Start of Material supplied
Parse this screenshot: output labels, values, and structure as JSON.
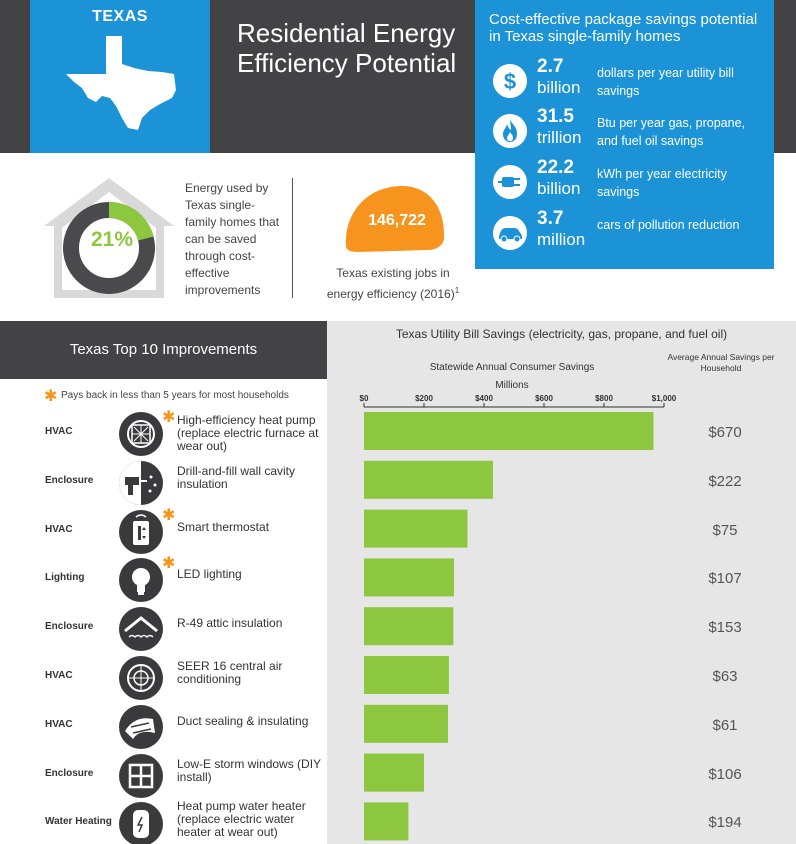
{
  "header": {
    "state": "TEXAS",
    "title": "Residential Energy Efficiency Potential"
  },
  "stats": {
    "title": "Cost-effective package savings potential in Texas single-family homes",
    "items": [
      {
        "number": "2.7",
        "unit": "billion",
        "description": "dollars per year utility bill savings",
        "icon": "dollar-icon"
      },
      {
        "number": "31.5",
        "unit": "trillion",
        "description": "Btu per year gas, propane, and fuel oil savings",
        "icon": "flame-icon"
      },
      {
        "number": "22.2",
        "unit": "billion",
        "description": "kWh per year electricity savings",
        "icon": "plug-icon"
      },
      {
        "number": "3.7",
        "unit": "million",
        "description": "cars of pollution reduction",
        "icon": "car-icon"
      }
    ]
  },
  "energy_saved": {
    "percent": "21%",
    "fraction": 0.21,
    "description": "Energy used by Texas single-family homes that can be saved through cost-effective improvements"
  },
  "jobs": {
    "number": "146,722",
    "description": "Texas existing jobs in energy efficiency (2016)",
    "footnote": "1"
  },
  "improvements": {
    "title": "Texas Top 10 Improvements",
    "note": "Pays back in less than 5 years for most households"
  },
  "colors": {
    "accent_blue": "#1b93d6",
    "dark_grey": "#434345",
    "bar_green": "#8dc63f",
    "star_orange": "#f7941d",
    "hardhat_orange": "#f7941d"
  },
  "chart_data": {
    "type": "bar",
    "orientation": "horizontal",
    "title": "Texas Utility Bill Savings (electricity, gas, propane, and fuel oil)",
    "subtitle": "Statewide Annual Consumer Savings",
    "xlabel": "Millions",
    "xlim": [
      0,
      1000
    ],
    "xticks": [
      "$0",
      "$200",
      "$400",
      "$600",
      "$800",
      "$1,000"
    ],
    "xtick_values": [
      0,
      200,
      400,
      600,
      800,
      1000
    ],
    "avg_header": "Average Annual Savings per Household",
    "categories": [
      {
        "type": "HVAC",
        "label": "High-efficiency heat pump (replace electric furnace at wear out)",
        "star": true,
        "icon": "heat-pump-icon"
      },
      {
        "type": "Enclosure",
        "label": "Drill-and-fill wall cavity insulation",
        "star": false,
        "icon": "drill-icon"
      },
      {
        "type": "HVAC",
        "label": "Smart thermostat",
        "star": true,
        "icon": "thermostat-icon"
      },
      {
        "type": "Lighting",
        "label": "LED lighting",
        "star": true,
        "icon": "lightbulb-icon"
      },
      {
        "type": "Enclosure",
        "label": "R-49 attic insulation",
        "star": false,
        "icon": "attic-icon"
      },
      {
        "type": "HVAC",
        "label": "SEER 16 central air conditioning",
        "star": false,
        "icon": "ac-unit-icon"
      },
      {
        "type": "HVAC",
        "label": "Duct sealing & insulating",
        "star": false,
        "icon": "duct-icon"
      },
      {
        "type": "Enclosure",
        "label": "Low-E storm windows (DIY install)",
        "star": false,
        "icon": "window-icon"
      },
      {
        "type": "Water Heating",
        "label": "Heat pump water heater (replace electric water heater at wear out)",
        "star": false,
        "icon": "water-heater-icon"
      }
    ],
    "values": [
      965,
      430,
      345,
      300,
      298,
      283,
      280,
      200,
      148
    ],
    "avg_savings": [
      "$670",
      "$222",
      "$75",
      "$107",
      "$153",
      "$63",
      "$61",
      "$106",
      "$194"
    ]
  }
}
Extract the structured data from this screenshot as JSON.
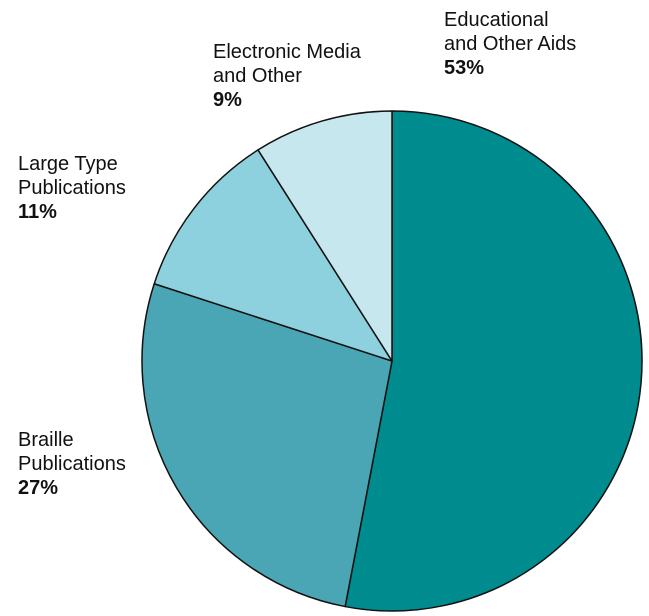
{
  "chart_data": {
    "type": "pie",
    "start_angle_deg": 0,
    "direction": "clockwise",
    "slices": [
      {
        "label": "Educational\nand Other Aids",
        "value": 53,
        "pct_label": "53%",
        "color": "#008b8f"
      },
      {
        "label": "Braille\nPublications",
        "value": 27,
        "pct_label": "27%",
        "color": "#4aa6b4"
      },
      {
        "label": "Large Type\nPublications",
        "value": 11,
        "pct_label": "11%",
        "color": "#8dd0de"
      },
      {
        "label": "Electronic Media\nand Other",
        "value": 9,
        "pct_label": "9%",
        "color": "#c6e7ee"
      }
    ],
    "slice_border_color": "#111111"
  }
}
End of Material supplied
Reproduce the listing word for word and omit its pictures.

Correct answer:
Parse this screenshot: output labels, values, and structure as JSON.
{
  "header": {
    "state": "TEXAS",
    "title": "Residential Energy Efficiency Potential"
  },
  "stats": {
    "title": "Cost-effective package savings potential in Texas single-family homes",
    "items": [
      {
        "number": "2.7",
        "unit": "billion",
        "description": "dollars per year utility bill savings",
        "icon": "dollar-icon"
      },
      {
        "number": "31.5",
        "unit": "trillion",
        "description": "Btu per year gas, propane, and fuel oil savings",
        "icon": "flame-icon"
      },
      {
        "number": "22.2",
        "unit": "billion",
        "description": "kWh per year electricity savings",
        "icon": "plug-icon"
      },
      {
        "number": "3.7",
        "unit": "million",
        "description": "cars of pollution reduction",
        "icon": "car-icon"
      }
    ]
  },
  "energy_saved": {
    "percent": "21%",
    "fraction": 0.21,
    "description": "Energy used by Texas single-family homes that can be saved through cost-effective improvements"
  },
  "jobs": {
    "number": "146,722",
    "description": "Texas existing jobs in energy efficiency (2016)",
    "footnote": "1"
  },
  "improvements": {
    "title": "Texas Top 10 Improvements",
    "note": "Pays back in less than 5 years for most households"
  },
  "colors": {
    "accent_blue": "#1b93d6",
    "dark_grey": "#434345",
    "bar_green": "#8dc63f",
    "star_orange": "#f7941d",
    "hardhat_orange": "#f7941d"
  },
  "chart_data": {
    "type": "bar",
    "orientation": "horizontal",
    "title": "Texas Utility Bill Savings (electricity, gas, propane, and fuel oil)",
    "subtitle": "Statewide Annual Consumer Savings",
    "xlabel": "Millions",
    "xlim": [
      0,
      1000
    ],
    "xticks": [
      "$0",
      "$200",
      "$400",
      "$600",
      "$800",
      "$1,000"
    ],
    "xtick_values": [
      0,
      200,
      400,
      600,
      800,
      1000
    ],
    "avg_header": "Average Annual Savings per Household",
    "categories": [
      {
        "type": "HVAC",
        "label": "High-efficiency heat pump (replace electric furnace at wear out)",
        "star": true,
        "icon": "heat-pump-icon"
      },
      {
        "type": "Enclosure",
        "label": "Drill-and-fill wall cavity insulation",
        "star": false,
        "icon": "drill-icon"
      },
      {
        "type": "HVAC",
        "label": "Smart thermostat",
        "star": true,
        "icon": "thermostat-icon"
      },
      {
        "type": "Lighting",
        "label": "LED lighting",
        "star": true,
        "icon": "lightbulb-icon"
      },
      {
        "type": "Enclosure",
        "label": "R-49 attic insulation",
        "star": false,
        "icon": "attic-icon"
      },
      {
        "type": "HVAC",
        "label": "SEER 16 central air conditioning",
        "star": false,
        "icon": "ac-unit-icon"
      },
      {
        "type": "HVAC",
        "label": "Duct sealing & insulating",
        "star": false,
        "icon": "duct-icon"
      },
      {
        "type": "Enclosure",
        "label": "Low-E storm windows (DIY install)",
        "star": false,
        "icon": "window-icon"
      },
      {
        "type": "Water Heating",
        "label": "Heat pump water heater (replace electric water heater at wear out)",
        "star": false,
        "icon": "water-heater-icon"
      }
    ],
    "values": [
      965,
      430,
      345,
      300,
      298,
      283,
      280,
      200,
      148
    ],
    "avg_savings": [
      "$670",
      "$222",
      "$75",
      "$107",
      "$153",
      "$63",
      "$61",
      "$106",
      "$194"
    ]
  }
}
Extract the structured data from this screenshot as JSON.
{
  "chart_data": {
    "type": "pie",
    "start_angle_deg": 0,
    "direction": "clockwise",
    "slices": [
      {
        "label": "Educational\nand Other Aids",
        "value": 53,
        "pct_label": "53%",
        "color": "#008b8f"
      },
      {
        "label": "Braille\nPublications",
        "value": 27,
        "pct_label": "27%",
        "color": "#4aa6b4"
      },
      {
        "label": "Large Type\nPublications",
        "value": 11,
        "pct_label": "11%",
        "color": "#8dd0de"
      },
      {
        "label": "Electronic Media\nand Other",
        "value": 9,
        "pct_label": "9%",
        "color": "#c6e7ee"
      }
    ],
    "slice_border_color": "#111111"
  }
}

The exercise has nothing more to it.